Copy out the entries below precisely; nothing is to be omitted.

__Recorded data__
Begin

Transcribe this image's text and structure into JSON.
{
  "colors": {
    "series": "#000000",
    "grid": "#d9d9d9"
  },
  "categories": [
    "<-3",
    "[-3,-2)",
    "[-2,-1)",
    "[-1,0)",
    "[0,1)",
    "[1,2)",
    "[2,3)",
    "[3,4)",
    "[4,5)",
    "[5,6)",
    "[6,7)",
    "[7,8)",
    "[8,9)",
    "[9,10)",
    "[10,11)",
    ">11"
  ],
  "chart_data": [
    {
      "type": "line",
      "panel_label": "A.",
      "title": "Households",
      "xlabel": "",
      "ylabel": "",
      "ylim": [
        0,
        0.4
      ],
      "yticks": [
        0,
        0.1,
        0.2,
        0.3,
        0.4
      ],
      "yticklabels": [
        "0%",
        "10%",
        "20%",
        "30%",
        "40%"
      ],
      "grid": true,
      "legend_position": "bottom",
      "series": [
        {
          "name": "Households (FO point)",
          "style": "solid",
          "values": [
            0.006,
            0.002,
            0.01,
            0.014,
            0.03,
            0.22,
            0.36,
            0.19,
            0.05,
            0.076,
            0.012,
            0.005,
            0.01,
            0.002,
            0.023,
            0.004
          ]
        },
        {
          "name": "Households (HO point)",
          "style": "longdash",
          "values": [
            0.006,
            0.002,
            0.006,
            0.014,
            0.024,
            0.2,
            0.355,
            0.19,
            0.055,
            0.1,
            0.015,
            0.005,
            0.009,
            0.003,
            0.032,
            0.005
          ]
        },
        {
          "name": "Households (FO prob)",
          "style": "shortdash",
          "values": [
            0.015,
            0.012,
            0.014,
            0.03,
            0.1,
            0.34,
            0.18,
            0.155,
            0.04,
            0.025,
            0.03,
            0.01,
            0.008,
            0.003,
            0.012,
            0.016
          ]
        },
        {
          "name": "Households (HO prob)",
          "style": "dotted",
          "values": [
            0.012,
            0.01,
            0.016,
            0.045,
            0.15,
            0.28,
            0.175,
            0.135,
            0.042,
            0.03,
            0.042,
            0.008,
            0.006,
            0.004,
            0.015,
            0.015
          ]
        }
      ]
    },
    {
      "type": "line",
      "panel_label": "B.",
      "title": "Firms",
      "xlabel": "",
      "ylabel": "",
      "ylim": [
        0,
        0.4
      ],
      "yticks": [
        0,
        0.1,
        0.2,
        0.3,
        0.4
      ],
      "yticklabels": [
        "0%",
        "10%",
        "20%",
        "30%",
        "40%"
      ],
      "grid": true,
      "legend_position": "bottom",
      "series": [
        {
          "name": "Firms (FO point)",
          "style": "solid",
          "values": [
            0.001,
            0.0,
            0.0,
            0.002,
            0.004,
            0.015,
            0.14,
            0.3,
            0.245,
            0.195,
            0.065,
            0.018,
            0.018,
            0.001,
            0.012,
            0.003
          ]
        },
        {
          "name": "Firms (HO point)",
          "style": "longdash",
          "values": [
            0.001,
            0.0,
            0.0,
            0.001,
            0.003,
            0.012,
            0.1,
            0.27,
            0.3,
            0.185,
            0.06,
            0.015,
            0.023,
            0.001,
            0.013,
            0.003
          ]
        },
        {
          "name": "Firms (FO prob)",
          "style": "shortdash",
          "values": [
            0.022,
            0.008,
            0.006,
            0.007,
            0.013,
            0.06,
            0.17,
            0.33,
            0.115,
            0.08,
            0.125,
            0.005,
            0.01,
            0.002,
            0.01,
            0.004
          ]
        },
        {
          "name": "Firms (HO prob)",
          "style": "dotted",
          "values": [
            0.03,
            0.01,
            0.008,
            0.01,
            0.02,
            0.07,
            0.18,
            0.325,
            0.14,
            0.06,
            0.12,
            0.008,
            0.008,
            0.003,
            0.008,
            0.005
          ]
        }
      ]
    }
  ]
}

End

__Output for this task__
Transcribe this image's text and structure into JSON.
{
  "colors": {
    "series": "#000000",
    "grid": "#d9d9d9"
  },
  "categories": [
    "<-3",
    "[-3,-2)",
    "[-2,-1)",
    "[-1,0)",
    "[0,1)",
    "[1,2)",
    "[2,3)",
    "[3,4)",
    "[4,5)",
    "[5,6)",
    "[6,7)",
    "[7,8)",
    "[8,9)",
    "[9,10)",
    "[10,11)",
    ">11"
  ],
  "chart_data": [
    {
      "type": "line",
      "panel_label": "A.",
      "title": "Households",
      "xlabel": "",
      "ylabel": "",
      "ylim": [
        0,
        0.4
      ],
      "yticks": [
        0,
        0.1,
        0.2,
        0.3,
        0.4
      ],
      "yticklabels": [
        "0%",
        "10%",
        "20%",
        "30%",
        "40%"
      ],
      "grid": true,
      "legend_position": "bottom",
      "series": [
        {
          "name": "Households (FO point)",
          "style": "solid",
          "values": [
            0.006,
            0.002,
            0.01,
            0.014,
            0.03,
            0.22,
            0.36,
            0.19,
            0.05,
            0.076,
            0.012,
            0.005,
            0.01,
            0.002,
            0.023,
            0.004
          ]
        },
        {
          "name": "Households (HO point)",
          "style": "longdash",
          "values": [
            0.006,
            0.002,
            0.006,
            0.014,
            0.024,
            0.2,
            0.355,
            0.19,
            0.055,
            0.1,
            0.015,
            0.005,
            0.009,
            0.003,
            0.032,
            0.005
          ]
        },
        {
          "name": "Households (FO prob)",
          "style": "shortdash",
          "values": [
            0.015,
            0.012,
            0.014,
            0.03,
            0.1,
            0.34,
            0.18,
            0.155,
            0.04,
            0.025,
            0.03,
            0.01,
            0.008,
            0.003,
            0.012,
            0.016
          ]
        },
        {
          "name": "Households (HO prob)",
          "style": "dotted",
          "values": [
            0.012,
            0.01,
            0.016,
            0.045,
            0.15,
            0.28,
            0.175,
            0.135,
            0.042,
            0.03,
            0.042,
            0.008,
            0.006,
            0.004,
            0.015,
            0.015
          ]
        }
      ]
    },
    {
      "type": "line",
      "panel_label": "B.",
      "title": "Firms",
      "xlabel": "",
      "ylabel": "",
      "ylim": [
        0,
        0.4
      ],
      "yticks": [
        0,
        0.1,
        0.2,
        0.3,
        0.4
      ],
      "yticklabels": [
        "0%",
        "10%",
        "20%",
        "30%",
        "40%"
      ],
      "grid": true,
      "legend_position": "bottom",
      "series": [
        {
          "name": "Firms (FO point)",
          "style": "solid",
          "values": [
            0.001,
            0.0,
            0.0,
            0.002,
            0.004,
            0.015,
            0.14,
            0.3,
            0.245,
            0.195,
            0.065,
            0.018,
            0.018,
            0.001,
            0.012,
            0.003
          ]
        },
        {
          "name": "Firms (HO point)",
          "style": "longdash",
          "values": [
            0.001,
            0.0,
            0.0,
            0.001,
            0.003,
            0.012,
            0.1,
            0.27,
            0.3,
            0.185,
            0.06,
            0.015,
            0.023,
            0.001,
            0.013,
            0.003
          ]
        },
        {
          "name": "Firms (FO prob)",
          "style": "shortdash",
          "values": [
            0.022,
            0.008,
            0.006,
            0.007,
            0.013,
            0.06,
            0.17,
            0.33,
            0.115,
            0.08,
            0.125,
            0.005,
            0.01,
            0.002,
            0.01,
            0.004
          ]
        },
        {
          "name": "Firms (HO prob)",
          "style": "dotted",
          "values": [
            0.03,
            0.01,
            0.008,
            0.01,
            0.02,
            0.07,
            0.18,
            0.325,
            0.14,
            0.06,
            0.12,
            0.008,
            0.008,
            0.003,
            0.008,
            0.005
          ]
        }
      ]
    }
  ]
}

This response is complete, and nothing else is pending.